start
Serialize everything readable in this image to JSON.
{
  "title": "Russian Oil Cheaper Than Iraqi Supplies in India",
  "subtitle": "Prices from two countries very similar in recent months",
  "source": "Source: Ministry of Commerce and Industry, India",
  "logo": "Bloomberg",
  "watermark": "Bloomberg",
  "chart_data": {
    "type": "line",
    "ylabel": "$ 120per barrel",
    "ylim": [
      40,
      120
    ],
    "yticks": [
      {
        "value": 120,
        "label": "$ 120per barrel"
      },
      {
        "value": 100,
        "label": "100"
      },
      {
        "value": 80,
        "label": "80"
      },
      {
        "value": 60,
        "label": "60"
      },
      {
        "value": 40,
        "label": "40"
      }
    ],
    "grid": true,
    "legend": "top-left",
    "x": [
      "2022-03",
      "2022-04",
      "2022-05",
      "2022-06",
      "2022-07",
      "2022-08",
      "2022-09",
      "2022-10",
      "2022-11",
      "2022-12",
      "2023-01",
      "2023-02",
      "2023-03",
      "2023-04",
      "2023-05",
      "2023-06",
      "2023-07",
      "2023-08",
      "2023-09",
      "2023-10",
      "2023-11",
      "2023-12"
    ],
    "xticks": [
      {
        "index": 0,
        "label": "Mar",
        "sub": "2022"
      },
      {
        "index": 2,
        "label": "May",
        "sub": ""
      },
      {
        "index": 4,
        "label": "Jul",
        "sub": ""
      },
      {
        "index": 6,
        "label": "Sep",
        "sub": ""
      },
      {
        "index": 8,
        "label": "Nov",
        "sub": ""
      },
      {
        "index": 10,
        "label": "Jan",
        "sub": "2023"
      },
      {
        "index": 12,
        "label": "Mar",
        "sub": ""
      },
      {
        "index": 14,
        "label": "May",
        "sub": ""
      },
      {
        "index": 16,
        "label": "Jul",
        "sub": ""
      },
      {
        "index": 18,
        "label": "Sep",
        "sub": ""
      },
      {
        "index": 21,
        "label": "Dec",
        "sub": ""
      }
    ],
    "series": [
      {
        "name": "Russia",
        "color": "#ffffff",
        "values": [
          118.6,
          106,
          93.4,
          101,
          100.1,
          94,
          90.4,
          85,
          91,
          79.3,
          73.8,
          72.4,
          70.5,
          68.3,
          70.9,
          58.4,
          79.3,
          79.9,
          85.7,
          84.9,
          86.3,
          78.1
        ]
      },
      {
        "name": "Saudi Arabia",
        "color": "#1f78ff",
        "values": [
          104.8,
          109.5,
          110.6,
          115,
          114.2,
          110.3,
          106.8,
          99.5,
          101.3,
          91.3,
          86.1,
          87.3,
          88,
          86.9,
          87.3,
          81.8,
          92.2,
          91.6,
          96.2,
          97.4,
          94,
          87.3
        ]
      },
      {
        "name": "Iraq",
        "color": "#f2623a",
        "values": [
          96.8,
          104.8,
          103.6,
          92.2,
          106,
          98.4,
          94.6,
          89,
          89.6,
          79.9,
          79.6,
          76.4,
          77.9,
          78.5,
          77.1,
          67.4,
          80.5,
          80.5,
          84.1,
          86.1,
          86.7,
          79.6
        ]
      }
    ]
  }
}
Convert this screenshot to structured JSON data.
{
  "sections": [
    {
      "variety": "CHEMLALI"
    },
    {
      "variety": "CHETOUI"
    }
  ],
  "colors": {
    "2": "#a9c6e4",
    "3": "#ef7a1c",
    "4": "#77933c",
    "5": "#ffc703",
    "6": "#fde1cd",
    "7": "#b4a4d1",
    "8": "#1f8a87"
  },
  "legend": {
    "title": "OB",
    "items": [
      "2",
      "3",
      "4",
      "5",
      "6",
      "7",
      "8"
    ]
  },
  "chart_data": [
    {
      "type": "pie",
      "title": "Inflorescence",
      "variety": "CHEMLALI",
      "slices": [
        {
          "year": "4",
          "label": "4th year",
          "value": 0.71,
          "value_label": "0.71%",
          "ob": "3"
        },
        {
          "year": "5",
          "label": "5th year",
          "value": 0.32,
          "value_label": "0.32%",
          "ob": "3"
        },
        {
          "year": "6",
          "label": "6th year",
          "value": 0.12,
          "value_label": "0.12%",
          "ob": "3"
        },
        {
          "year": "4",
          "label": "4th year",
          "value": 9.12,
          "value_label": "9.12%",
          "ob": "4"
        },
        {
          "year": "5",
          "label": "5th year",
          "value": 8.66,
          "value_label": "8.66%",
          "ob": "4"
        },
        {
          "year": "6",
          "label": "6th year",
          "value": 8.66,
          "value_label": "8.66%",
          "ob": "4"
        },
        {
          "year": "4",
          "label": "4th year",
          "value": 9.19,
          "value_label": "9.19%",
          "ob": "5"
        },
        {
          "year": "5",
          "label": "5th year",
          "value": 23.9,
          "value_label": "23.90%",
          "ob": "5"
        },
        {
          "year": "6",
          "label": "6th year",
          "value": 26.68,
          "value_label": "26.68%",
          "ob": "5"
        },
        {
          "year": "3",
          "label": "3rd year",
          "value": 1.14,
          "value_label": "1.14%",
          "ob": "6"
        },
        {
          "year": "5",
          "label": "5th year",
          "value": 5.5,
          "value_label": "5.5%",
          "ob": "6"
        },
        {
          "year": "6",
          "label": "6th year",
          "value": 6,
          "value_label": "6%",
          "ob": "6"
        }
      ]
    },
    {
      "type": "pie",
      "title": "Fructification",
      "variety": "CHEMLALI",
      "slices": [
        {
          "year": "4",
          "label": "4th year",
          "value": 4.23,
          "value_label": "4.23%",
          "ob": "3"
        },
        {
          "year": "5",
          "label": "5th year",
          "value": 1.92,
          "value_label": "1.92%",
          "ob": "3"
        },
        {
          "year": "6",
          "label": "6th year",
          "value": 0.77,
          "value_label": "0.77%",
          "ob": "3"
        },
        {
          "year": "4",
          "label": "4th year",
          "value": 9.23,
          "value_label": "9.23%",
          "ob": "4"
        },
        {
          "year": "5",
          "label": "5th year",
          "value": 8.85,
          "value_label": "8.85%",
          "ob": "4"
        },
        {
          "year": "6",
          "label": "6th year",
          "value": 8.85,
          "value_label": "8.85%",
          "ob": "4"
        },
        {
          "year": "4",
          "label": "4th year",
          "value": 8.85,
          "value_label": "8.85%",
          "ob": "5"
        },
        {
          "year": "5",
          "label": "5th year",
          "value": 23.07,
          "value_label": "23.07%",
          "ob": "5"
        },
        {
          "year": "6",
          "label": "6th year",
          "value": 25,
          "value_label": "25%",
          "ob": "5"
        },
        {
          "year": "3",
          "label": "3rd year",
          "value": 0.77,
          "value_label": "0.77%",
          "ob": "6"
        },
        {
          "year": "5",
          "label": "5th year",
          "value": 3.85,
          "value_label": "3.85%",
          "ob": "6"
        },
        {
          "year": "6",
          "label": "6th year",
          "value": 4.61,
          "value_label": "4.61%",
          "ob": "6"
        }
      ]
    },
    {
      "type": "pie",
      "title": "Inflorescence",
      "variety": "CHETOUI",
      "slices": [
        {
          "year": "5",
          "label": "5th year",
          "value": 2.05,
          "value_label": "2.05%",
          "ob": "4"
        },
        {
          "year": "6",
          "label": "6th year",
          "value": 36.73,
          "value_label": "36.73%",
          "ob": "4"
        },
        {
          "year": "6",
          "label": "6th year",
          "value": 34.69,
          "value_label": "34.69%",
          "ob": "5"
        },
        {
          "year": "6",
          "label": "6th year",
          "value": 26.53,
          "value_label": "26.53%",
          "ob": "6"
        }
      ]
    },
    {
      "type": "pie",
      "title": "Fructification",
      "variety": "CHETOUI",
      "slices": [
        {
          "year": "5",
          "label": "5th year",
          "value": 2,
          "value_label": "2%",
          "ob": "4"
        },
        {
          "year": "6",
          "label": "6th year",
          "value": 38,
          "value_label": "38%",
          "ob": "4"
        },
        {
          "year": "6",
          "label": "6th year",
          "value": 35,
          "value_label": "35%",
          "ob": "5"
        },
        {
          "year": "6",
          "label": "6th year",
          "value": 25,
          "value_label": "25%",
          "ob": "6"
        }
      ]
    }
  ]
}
end
SHORT EXERCISE
Report every line in the data above in which the word "barrel" appears.

OUTPUT FOR THIS TASK
    "ylabel": "$ 120per barrel",
        "label": "$ 120per barrel"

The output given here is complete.